>> start Supplied passage

William tecumseh sherman
William tecumseh sherman
If the question was asked, "Who was and still is the most hated and despised man in the history of the South" the response would be William Tecumseh Sherman. From the onset of hostilities in the Atlanta Campaign on May 6, 1864 and the march to the Sea ending two days before Christmas 1864 with him capturing Savannah, no one created more destruction. As a result of his successful campaign in Georgia, the Confederacy was split in two and deprived of much needed supplies, ending the war quickly with a Union victory.
Born on May 8, 1820 in Lancaster, Ohio, his father died when he was young. Widowed and unable to care for the entire family, his mother sent his brother Thomas to be raised by an aunt and William became a foster child to Thomas Ewing, his father's friend. Cump, as he was known, later married Mr. Ewing's daughter, Ellen. Educated at the U.S. Military Academy at West Point, he graduated in 1840. During the Mexican War, Sherman was posted in San Francisco. He resigned his commission in 1853 to become a partner in a bank there.
Prior to the outbreak of hostilities between the North and the South, William Tecumseh Sherman was Superintendent of the Louisiana State Seminary and Military Academy at Alexandria, Louisiana. After the war, the school moved to Baton Rouge, Louisiana and became Louisiana State University (LSU). Talk of the secession from the Union was rampant. On January 18, 1861, Sherman resigned his position stating that he preferred to maintain his allegiance to the Constitution as long as a fragment of it survived. On the 25th of February, Sherman left Louisiana and returned to Ohio. He remained in Lancaster for a month and then moved his family to St. Louis, Missouri where he was elected President of the Fifth Street Railroad.

>> end Supplied passage
>> start Dataset content

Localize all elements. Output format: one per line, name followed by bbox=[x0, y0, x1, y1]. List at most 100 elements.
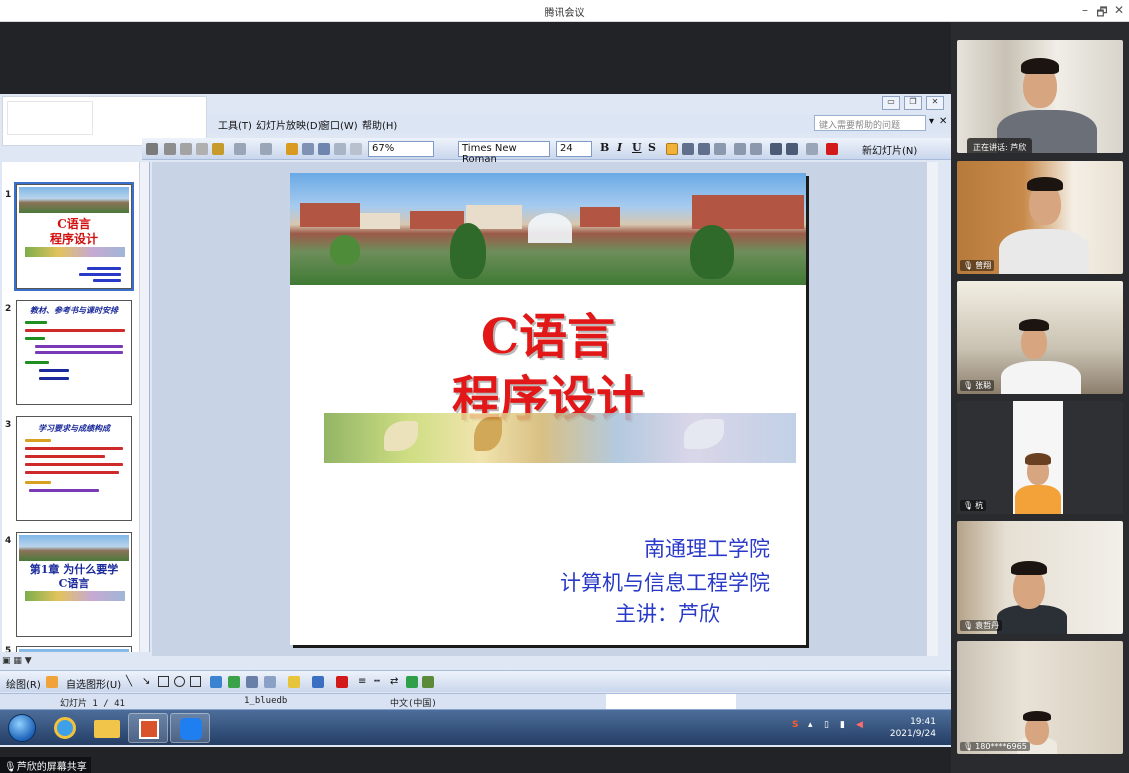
align-right-icon[interactable] bbox=[698, 143, 710, 155]
shrink-font-icon[interactable] bbox=[786, 143, 798, 155]
ie-icon[interactable] bbox=[44, 713, 84, 743]
windows-taskbar: S ▴ ▯ ▮ ◀ 19:41 2021/9/24 bbox=[0, 709, 951, 745]
line-tool-icon[interactable]: ╲ bbox=[126, 676, 132, 687]
participant-tile-4[interactable]: 🎙 杭 bbox=[957, 401, 1123, 514]
cut-icon[interactable] bbox=[164, 143, 176, 155]
device-icon[interactable]: ▯ bbox=[824, 720, 829, 730]
draw-menu[interactable]: 绘图(R) bbox=[6, 676, 41, 691]
leaf bbox=[384, 421, 418, 451]
redo-icon[interactable] bbox=[260, 143, 272, 155]
thumbnail-slide-2[interactable]: 教材、参考书与课时安排 bbox=[16, 300, 132, 405]
diagram-icon[interactable] bbox=[228, 676, 240, 688]
chart-icon[interactable] bbox=[286, 143, 298, 155]
insert-icon[interactable] bbox=[318, 143, 330, 155]
arrow-style-icon[interactable]: ⇄ bbox=[390, 676, 398, 687]
current-slide[interactable]: C语言 程序设计 南通理工学院 计算机与信息工程学院 主讲：芦欣 bbox=[290, 173, 806, 645]
thumbnail-slide-4[interactable]: 第1章 为什么要学 C语言 bbox=[16, 532, 132, 637]
autoshape-menu[interactable]: 自选图形(U) bbox=[66, 676, 121, 691]
underline-button[interactable]: U bbox=[632, 141, 642, 154]
doc-close-button[interactable]: ✕ bbox=[926, 96, 944, 110]
restore-button[interactable]: 🗗 bbox=[1095, 3, 1109, 24]
fill-color-icon[interactable] bbox=[288, 676, 300, 688]
table-icon[interactable] bbox=[302, 143, 314, 155]
indent-icon[interactable] bbox=[806, 143, 818, 155]
paste-icon[interactable] bbox=[196, 143, 208, 155]
textbox-tool-icon[interactable] bbox=[190, 676, 201, 687]
shadow-button[interactable]: S bbox=[648, 141, 656, 154]
menu-slideshow[interactable]: 幻灯片放映(D) bbox=[256, 117, 322, 132]
close-doc-icon[interactable]: ✕ bbox=[939, 116, 947, 127]
taskbar-clock[interactable]: 19:41 2021/9/24 bbox=[890, 716, 936, 740]
line-color-icon[interactable] bbox=[312, 676, 324, 688]
participant-name-2: 曾翔 bbox=[975, 261, 992, 270]
italic-button[interactable]: I bbox=[617, 141, 622, 154]
help-search-input[interactable]: 键入需要帮助的问题 bbox=[814, 115, 926, 131]
font-color-icon[interactable] bbox=[826, 143, 838, 155]
undo-icon[interactable] bbox=[234, 143, 246, 155]
copy-format-icon[interactable] bbox=[146, 143, 158, 155]
copy-icon[interactable] bbox=[180, 143, 192, 155]
view-buttons[interactable]: ▣ ▦ ▼ bbox=[2, 656, 150, 668]
folder-icon bbox=[94, 720, 120, 738]
minimize-button[interactable]: – bbox=[1078, 3, 1092, 17]
participant-tile-6[interactable]: 🎙 180****6965 bbox=[957, 641, 1123, 754]
participant-body bbox=[1015, 485, 1061, 514]
shadow-style-icon[interactable] bbox=[406, 676, 418, 688]
select-pointer-icon[interactable] bbox=[46, 676, 58, 688]
canvas-scrollbar[interactable] bbox=[926, 162, 938, 656]
start-button[interactable] bbox=[8, 714, 36, 742]
picture-icon[interactable] bbox=[264, 676, 276, 688]
new-slide-button[interactable]: 新幻灯片(N) bbox=[862, 142, 917, 157]
align-left-icon[interactable] bbox=[666, 143, 678, 155]
menu-help[interactable]: 帮助(H) bbox=[362, 117, 397, 132]
explorer-icon[interactable] bbox=[86, 713, 126, 743]
thumbnail-scrollbar[interactable] bbox=[139, 162, 149, 652]
tray-expand-icon[interactable]: ▴ bbox=[808, 720, 813, 730]
thumbnail-slide-1[interactable]: C语言 程序设计 bbox=[14, 182, 134, 291]
thumbnail-slide-3[interactable]: 学习要求与成绩构成 bbox=[16, 416, 132, 521]
tencent-meeting-taskbar-icon[interactable] bbox=[170, 713, 210, 743]
menu-tools[interactable]: 工具(T) bbox=[218, 117, 252, 132]
font-size-select[interactable]: 24 bbox=[556, 141, 592, 157]
bullets-icon[interactable] bbox=[750, 143, 762, 155]
network-icon[interactable]: ▮ bbox=[840, 720, 845, 730]
color-icon[interactable] bbox=[350, 143, 362, 155]
justify-icon[interactable] bbox=[714, 143, 726, 155]
zoom-select[interactable]: 67% bbox=[368, 141, 434, 157]
line-style-icon[interactable]: ≡ bbox=[358, 676, 366, 687]
leaf bbox=[684, 419, 724, 449]
numbering-icon[interactable] bbox=[734, 143, 746, 155]
participant-tile-3[interactable]: 🎙 张聪 bbox=[957, 281, 1123, 394]
help-dropdown-icon[interactable]: ▾ bbox=[929, 116, 934, 127]
bold-button[interactable]: B bbox=[600, 141, 609, 154]
wordart-icon[interactable] bbox=[210, 676, 222, 688]
ie-logo bbox=[54, 717, 76, 739]
align-center-icon[interactable] bbox=[682, 143, 694, 155]
thumb-title-1b: 程序设计 bbox=[49, 232, 98, 246]
volume-icon[interactable]: ◀ bbox=[856, 720, 863, 730]
clipart-icon[interactable] bbox=[246, 676, 258, 688]
font-select[interactable]: Times New Roman bbox=[458, 141, 550, 165]
arrow-tool-icon[interactable]: ↘ bbox=[142, 676, 150, 687]
slide-thumbnail-pane: 1 C语言 程序设计 2 教材、参考书与课时安排 3 学习要求与成绩构成 4 第… bbox=[2, 162, 150, 652]
participant-tile-1[interactable]: 正在讲话: 芦欣 bbox=[957, 40, 1123, 153]
oval-tool-icon[interactable] bbox=[174, 676, 185, 687]
status-slide-count: 幻灯片 1 / 41 bbox=[60, 699, 125, 709]
3d-style-icon[interactable] bbox=[422, 676, 434, 688]
doc-restore-button[interactable]: ❐ bbox=[904, 96, 922, 110]
dash-style-icon[interactable]: ┅ bbox=[374, 676, 380, 687]
format-painter-icon[interactable] bbox=[212, 143, 224, 155]
thumb-text-line bbox=[25, 337, 45, 340]
participant-tile-2[interactable]: 🎙 曾翔 bbox=[957, 161, 1123, 274]
font-color-draw-icon[interactable] bbox=[336, 676, 348, 688]
ime-icon[interactable]: S bbox=[792, 720, 798, 730]
thumbnail-slide-5[interactable] bbox=[16, 646, 132, 652]
powerpoint-taskbar-icon[interactable] bbox=[128, 713, 168, 743]
rectangle-tool-icon[interactable] bbox=[158, 676, 169, 687]
participant-tile-5[interactable]: 🎙 袁哲丹 bbox=[957, 521, 1123, 634]
doc-minimize-button[interactable]: ▭ bbox=[882, 96, 900, 110]
grow-font-icon[interactable] bbox=[770, 143, 782, 155]
close-button[interactable]: ✕ bbox=[1112, 3, 1126, 17]
grid-icon[interactable] bbox=[334, 143, 346, 155]
menu-window[interactable]: 窗口(W) bbox=[320, 117, 358, 132]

>> end Dataset content

_What is needed_
In the text about William Tecumseh Sherman, what post did Sherman hold in Louisiana before the war began?

_Complete response_
He was Superintendent of the Louisiana State Seminary and Military Academy at Alexandria, Louisiana.